[The request] Without including any images, repeat the data exactly.

[Dataset rows]
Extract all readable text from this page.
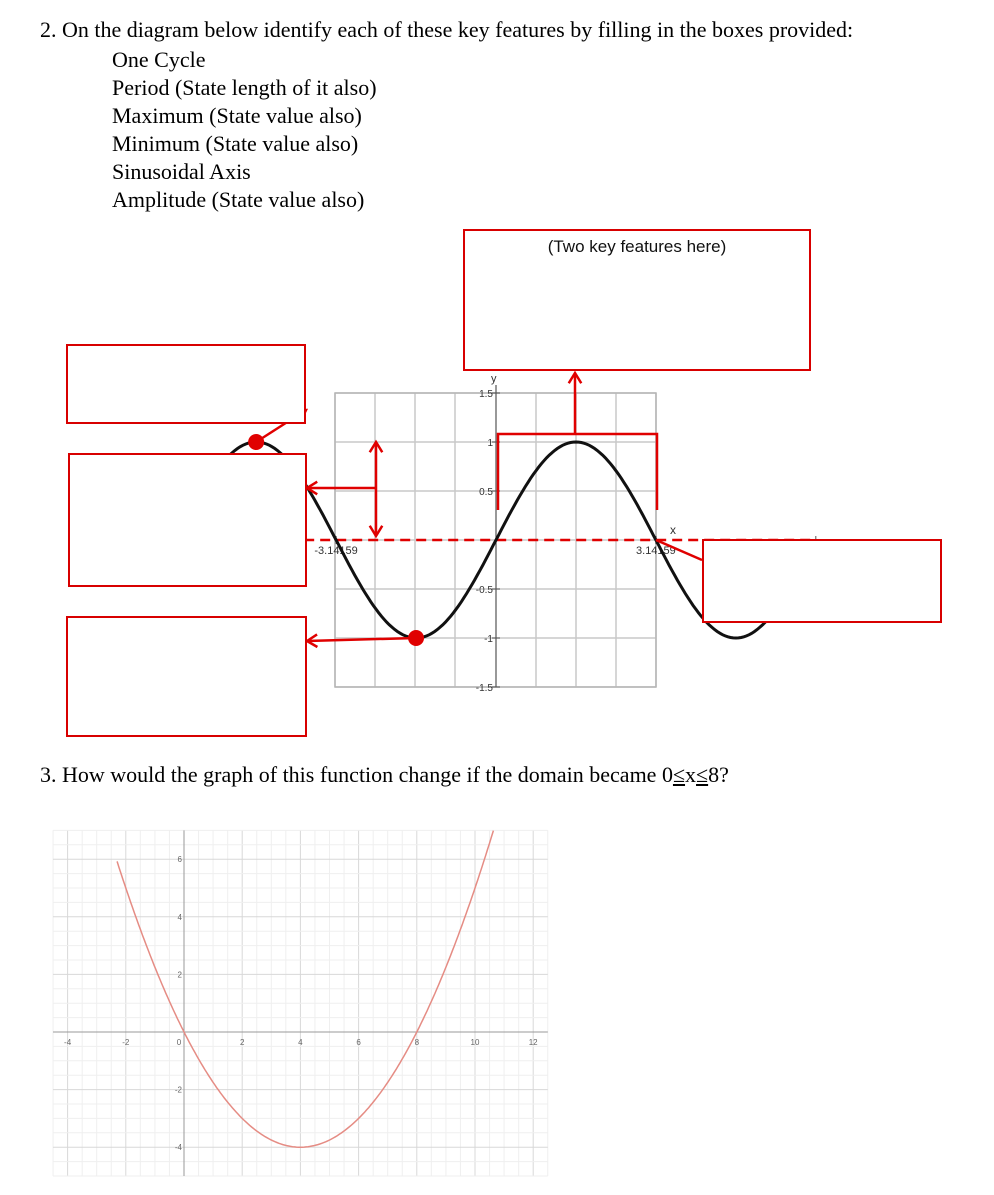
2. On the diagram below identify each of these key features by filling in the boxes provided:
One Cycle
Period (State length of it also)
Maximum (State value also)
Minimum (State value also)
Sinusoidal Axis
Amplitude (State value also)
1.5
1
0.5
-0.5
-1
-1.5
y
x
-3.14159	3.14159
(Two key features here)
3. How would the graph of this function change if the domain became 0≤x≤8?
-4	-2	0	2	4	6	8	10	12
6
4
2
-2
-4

[Correct output]
Extract all readable text from this page.
2. On the diagram below identify each of these key features by filling in the boxes provided:
One Cycle
Period (State length of it also)
Maximum (State value also)
Minimum (State value also)
Sinusoidal Axis
Amplitude (State value also)
1.5
1
0.5
-0.5
-1
-1.5
y
x
-3.14159	3.14159
(Two key features here)
3. How would the graph of this function change if the domain became 0≤x≤8?
-4	-2	0	2	4	6	8	10	12
6
4
2
-2
-4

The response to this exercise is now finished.